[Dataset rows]

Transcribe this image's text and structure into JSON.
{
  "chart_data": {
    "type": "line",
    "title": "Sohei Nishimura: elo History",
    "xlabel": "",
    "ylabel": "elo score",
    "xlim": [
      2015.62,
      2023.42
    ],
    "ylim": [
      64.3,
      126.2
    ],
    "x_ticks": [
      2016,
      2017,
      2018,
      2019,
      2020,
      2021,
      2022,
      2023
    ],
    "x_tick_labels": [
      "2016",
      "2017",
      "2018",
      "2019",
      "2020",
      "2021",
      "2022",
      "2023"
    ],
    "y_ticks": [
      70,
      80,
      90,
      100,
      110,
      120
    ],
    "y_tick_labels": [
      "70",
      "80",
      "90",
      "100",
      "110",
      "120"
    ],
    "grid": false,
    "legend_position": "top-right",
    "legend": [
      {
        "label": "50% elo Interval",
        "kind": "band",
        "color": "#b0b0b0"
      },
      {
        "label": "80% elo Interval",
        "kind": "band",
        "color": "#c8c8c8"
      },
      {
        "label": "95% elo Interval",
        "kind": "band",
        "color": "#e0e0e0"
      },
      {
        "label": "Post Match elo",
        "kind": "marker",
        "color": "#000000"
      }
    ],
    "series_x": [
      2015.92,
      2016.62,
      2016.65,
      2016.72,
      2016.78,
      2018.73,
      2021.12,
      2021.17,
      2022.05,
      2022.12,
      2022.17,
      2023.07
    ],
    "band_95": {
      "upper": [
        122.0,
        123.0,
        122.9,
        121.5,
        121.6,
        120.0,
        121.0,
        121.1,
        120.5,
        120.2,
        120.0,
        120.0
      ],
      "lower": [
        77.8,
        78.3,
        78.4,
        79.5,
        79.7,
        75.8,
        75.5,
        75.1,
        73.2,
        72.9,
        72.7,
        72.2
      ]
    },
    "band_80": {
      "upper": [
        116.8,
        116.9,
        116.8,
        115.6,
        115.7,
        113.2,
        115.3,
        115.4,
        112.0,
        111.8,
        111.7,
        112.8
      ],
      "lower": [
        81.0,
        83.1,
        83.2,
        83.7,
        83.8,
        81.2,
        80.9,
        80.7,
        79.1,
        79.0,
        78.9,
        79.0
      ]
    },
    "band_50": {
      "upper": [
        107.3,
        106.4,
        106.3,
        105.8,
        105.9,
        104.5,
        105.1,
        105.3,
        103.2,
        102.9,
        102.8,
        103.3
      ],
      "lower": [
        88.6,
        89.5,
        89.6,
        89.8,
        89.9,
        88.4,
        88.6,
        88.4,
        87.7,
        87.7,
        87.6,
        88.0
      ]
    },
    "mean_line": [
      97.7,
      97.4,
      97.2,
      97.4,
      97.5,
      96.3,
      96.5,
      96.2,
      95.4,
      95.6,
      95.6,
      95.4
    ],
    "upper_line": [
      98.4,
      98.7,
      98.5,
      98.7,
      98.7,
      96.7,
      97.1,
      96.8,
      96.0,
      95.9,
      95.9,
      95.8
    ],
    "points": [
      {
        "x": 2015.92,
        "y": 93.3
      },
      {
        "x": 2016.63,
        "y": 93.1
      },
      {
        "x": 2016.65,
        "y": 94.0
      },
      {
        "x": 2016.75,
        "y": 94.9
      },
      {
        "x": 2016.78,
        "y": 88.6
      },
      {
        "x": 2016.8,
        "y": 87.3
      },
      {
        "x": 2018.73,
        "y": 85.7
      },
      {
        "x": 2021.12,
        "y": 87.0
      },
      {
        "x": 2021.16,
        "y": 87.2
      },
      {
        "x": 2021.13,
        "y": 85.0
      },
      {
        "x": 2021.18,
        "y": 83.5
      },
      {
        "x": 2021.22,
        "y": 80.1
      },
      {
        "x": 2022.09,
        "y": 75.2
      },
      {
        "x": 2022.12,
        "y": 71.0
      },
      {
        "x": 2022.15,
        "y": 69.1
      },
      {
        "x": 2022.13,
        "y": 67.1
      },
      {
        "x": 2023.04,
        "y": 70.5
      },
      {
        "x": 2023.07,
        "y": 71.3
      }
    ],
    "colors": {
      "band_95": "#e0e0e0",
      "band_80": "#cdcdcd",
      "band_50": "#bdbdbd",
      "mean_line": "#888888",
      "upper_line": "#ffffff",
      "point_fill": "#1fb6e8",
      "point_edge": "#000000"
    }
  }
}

WORK INSTRUCTIONS: Every record should be repeated exactly; please leave none out.

IN RESPONSE:
Transcribe this image's text and structure into JSON.
{
  "chart_data": {
    "type": "line",
    "title": "Sohei Nishimura: elo History",
    "xlabel": "",
    "ylabel": "elo score",
    "xlim": [
      2015.62,
      2023.42
    ],
    "ylim": [
      64.3,
      126.2
    ],
    "x_ticks": [
      2016,
      2017,
      2018,
      2019,
      2020,
      2021,
      2022,
      2023
    ],
    "x_tick_labels": [
      "2016",
      "2017",
      "2018",
      "2019",
      "2020",
      "2021",
      "2022",
      "2023"
    ],
    "y_ticks": [
      70,
      80,
      90,
      100,
      110,
      120
    ],
    "y_tick_labels": [
      "70",
      "80",
      "90",
      "100",
      "110",
      "120"
    ],
    "grid": false,
    "legend_position": "top-right",
    "legend": [
      {
        "label": "50% elo Interval",
        "kind": "band",
        "color": "#b0b0b0"
      },
      {
        "label": "80% elo Interval",
        "kind": "band",
        "color": "#c8c8c8"
      },
      {
        "label": "95% elo Interval",
        "kind": "band",
        "color": "#e0e0e0"
      },
      {
        "label": "Post Match elo",
        "kind": "marker",
        "color": "#000000"
      }
    ],
    "series_x": [
      2015.92,
      2016.62,
      2016.65,
      2016.72,
      2016.78,
      2018.73,
      2021.12,
      2021.17,
      2022.05,
      2022.12,
      2022.17,
      2023.07
    ],
    "band_95": {
      "upper": [
        122.0,
        123.0,
        122.9,
        121.5,
        121.6,
        120.0,
        121.0,
        121.1,
        120.5,
        120.2,
        120.0,
        120.0
      ],
      "lower": [
        77.8,
        78.3,
        78.4,
        79.5,
        79.7,
        75.8,
        75.5,
        75.1,
        73.2,
        72.9,
        72.7,
        72.2
      ]
    },
    "band_80": {
      "upper": [
        116.8,
        116.9,
        116.8,
        115.6,
        115.7,
        113.2,
        115.3,
        115.4,
        112.0,
        111.8,
        111.7,
        112.8
      ],
      "lower": [
        81.0,
        83.1,
        83.2,
        83.7,
        83.8,
        81.2,
        80.9,
        80.7,
        79.1,
        79.0,
        78.9,
        79.0
      ]
    },
    "band_50": {
      "upper": [
        107.3,
        106.4,
        106.3,
        105.8,
        105.9,
        104.5,
        105.1,
        105.3,
        103.2,
        102.9,
        102.8,
        103.3
      ],
      "lower": [
        88.6,
        89.5,
        89.6,
        89.8,
        89.9,
        88.4,
        88.6,
        88.4,
        87.7,
        87.7,
        87.6,
        88.0
      ]
    },
    "mean_line": [
      97.7,
      97.4,
      97.2,
      97.4,
      97.5,
      96.3,
      96.5,
      96.2,
      95.4,
      95.6,
      95.6,
      95.4
    ],
    "upper_line": [
      98.4,
      98.7,
      98.5,
      98.7,
      98.7,
      96.7,
      97.1,
      96.8,
      96.0,
      95.9,
      95.9,
      95.8
    ],
    "points": [
      {
        "x": 2015.92,
        "y": 93.3
      },
      {
        "x": 2016.63,
        "y": 93.1
      },
      {
        "x": 2016.65,
        "y": 94.0
      },
      {
        "x": 2016.75,
        "y": 94.9
      },
      {
        "x": 2016.78,
        "y": 88.6
      },
      {
        "x": 2016.8,
        "y": 87.3
      },
      {
        "x": 2018.73,
        "y": 85.7
      },
      {
        "x": 2021.12,
        "y": 87.0
      },
      {
        "x": 2021.16,
        "y": 87.2
      },
      {
        "x": 2021.13,
        "y": 85.0
      },
      {
        "x": 2021.18,
        "y": 83.5
      },
      {
        "x": 2021.22,
        "y": 80.1
      },
      {
        "x": 2022.09,
        "y": 75.2
      },
      {
        "x": 2022.12,
        "y": 71.0
      },
      {
        "x": 2022.15,
        "y": 69.1
      },
      {
        "x": 2022.13,
        "y": 67.1
      },
      {
        "x": 2023.04,
        "y": 70.5
      },
      {
        "x": 2023.07,
        "y": 71.3
      }
    ],
    "colors": {
      "band_95": "#e0e0e0",
      "band_80": "#cdcdcd",
      "band_50": "#bdbdbd",
      "mean_line": "#888888",
      "upper_line": "#ffffff",
      "point_fill": "#1fb6e8",
      "point_edge": "#000000"
    }
  }
}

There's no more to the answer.